* Start *
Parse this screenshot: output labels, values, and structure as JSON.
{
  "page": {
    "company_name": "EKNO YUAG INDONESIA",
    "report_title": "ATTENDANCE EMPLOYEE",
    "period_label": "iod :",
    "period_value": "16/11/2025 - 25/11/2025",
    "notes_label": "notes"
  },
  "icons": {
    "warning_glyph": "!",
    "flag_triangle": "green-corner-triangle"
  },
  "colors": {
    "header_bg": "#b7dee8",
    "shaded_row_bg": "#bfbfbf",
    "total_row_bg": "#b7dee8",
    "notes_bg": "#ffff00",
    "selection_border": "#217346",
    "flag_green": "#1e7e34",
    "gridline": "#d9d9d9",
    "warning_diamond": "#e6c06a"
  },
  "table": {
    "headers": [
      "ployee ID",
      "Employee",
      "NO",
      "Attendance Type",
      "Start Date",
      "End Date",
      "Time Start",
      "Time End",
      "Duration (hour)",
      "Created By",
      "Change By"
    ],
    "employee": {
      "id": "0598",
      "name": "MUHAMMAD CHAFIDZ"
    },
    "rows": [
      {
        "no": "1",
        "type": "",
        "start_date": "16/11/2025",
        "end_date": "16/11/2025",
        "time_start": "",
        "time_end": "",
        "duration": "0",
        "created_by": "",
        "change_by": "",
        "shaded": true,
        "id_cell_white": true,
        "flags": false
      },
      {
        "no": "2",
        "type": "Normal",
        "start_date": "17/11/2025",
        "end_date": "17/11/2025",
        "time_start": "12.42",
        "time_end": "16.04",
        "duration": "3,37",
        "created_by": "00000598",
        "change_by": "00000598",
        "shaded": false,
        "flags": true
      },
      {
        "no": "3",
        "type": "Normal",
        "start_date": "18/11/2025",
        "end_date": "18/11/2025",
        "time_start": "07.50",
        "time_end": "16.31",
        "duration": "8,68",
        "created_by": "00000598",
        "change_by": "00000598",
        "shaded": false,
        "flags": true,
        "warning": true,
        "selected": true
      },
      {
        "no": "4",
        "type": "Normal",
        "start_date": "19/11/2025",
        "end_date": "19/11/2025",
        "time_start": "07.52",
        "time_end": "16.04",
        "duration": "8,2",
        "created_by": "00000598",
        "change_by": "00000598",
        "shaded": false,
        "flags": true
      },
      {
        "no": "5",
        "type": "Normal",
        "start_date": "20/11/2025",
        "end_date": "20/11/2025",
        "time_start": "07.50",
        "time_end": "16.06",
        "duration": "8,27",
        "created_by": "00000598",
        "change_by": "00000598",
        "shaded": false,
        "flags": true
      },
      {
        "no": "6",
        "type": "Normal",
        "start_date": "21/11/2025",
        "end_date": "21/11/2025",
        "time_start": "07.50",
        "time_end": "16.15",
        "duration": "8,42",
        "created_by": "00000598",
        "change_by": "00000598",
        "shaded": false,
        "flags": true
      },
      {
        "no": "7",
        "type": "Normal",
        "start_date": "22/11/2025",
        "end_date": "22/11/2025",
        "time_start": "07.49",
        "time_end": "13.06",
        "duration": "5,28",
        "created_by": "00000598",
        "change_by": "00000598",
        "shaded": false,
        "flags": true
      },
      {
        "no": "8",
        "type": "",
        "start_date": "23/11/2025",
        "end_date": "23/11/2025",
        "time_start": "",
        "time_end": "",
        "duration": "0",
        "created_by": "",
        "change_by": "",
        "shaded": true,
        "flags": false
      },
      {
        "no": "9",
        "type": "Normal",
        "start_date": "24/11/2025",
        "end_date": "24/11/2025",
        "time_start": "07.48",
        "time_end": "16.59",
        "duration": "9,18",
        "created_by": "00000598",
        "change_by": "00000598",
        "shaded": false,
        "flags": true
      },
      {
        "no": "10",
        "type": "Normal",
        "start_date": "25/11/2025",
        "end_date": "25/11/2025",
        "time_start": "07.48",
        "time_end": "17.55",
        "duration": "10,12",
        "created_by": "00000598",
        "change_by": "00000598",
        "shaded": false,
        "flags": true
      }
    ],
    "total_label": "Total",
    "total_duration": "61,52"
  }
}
* End *
__EXERCISE INSTRUCTIONS__
Please reproduce each record precisely as written.

__THE SOLUTION__
Parse this screenshot: output labels, values, and structure as JSON.
{
  "page": {
    "company_name": "EKNO YUAG INDONESIA",
    "report_title": "ATTENDANCE EMPLOYEE",
    "period_label": "iod :",
    "period_value": "16/11/2025 - 25/11/2025",
    "notes_label": "notes"
  },
  "icons": {
    "warning_glyph": "!",
    "flag_triangle": "green-corner-triangle"
  },
  "colors": {
    "header_bg": "#b7dee8",
    "shaded_row_bg": "#bfbfbf",
    "total_row_bg": "#b7dee8",
    "notes_bg": "#ffff00",
    "selection_border": "#217346",
    "flag_green": "#1e7e34",
    "gridline": "#d9d9d9",
    "warning_diamond": "#e6c06a"
  },
  "table": {
    "headers": [
      "ployee ID",
      "Employee",
      "NO",
      "Attendance Type",
      "Start Date",
      "End Date",
      "Time Start",
      "Time End",
      "Duration (hour)",
      "Created By",
      "Change By"
    ],
    "employee": {
      "id": "0598",
      "name": "MUHAMMAD CHAFIDZ"
    },
    "rows": [
      {
        "no": "1",
        "type": "",
        "start_date": "16/11/2025",
        "end_date": "16/11/2025",
        "time_start": "",
        "time_end": "",
        "duration": "0",
        "created_by": "",
        "change_by": "",
        "shaded": true,
        "id_cell_white": true,
        "flags": false
      },
      {
        "no": "2",
        "type": "Normal",
        "start_date": "17/11/2025",
        "end_date": "17/11/2025",
        "time_start": "12.42",
        "time_end": "16.04",
        "duration": "3,37",
        "created_by": "00000598",
        "change_by": "00000598",
        "shaded": false,
        "flags": true
      },
      {
        "no": "3",
        "type": "Normal",
        "start_date": "18/11/2025",
        "end_date": "18/11/2025",
        "time_start": "07.50",
        "time_end": "16.31",
        "duration": "8,68",
        "created_by": "00000598",
        "change_by": "00000598",
        "shaded": false,
        "flags": true,
        "warning": true,
        "selected": true
      },
      {
        "no": "4",
        "type": "Normal",
        "start_date": "19/11/2025",
        "end_date": "19/11/2025",
        "time_start": "07.52",
        "time_end": "16.04",
        "duration": "8,2",
        "created_by": "00000598",
        "change_by": "00000598",
        "shaded": false,
        "flags": true
      },
      {
        "no": "5",
        "type": "Normal",
        "start_date": "20/11/2025",
        "end_date": "20/11/2025",
        "time_start": "07.50",
        "time_end": "16.06",
        "duration": "8,27",
        "created_by": "00000598",
        "change_by": "00000598",
        "shaded": false,
        "flags": true
      },
      {
        "no": "6",
        "type": "Normal",
        "start_date": "21/11/2025",
        "end_date": "21/11/2025",
        "time_start": "07.50",
        "time_end": "16.15",
        "duration": "8,42",
        "created_by": "00000598",
        "change_by": "00000598",
        "shaded": false,
        "flags": true
      },
      {
        "no": "7",
        "type": "Normal",
        "start_date": "22/11/2025",
        "end_date": "22/11/2025",
        "time_start": "07.49",
        "time_end": "13.06",
        "duration": "5,28",
        "created_by": "00000598",
        "change_by": "00000598",
        "shaded": false,
        "flags": true
      },
      {
        "no": "8",
        "type": "",
        "start_date": "23/11/2025",
        "end_date": "23/11/2025",
        "time_start": "",
        "time_end": "",
        "duration": "0",
        "created_by": "",
        "change_by": "",
        "shaded": true,
        "flags": false
      },
      {
        "no": "9",
        "type": "Normal",
        "start_date": "24/11/2025",
        "end_date": "24/11/2025",
        "time_start": "07.48",
        "time_end": "16.59",
        "duration": "9,18",
        "created_by": "00000598",
        "change_by": "00000598",
        "shaded": false,
        "flags": true
      },
      {
        "no": "10",
        "type": "Normal",
        "start_date": "25/11/2025",
        "end_date": "25/11/2025",
        "time_start": "07.48",
        "time_end": "17.55",
        "duration": "10,12",
        "created_by": "00000598",
        "change_by": "00000598",
        "shaded": false,
        "flags": true
      }
    ],
    "total_label": "Total",
    "total_duration": "61,52"
  }
}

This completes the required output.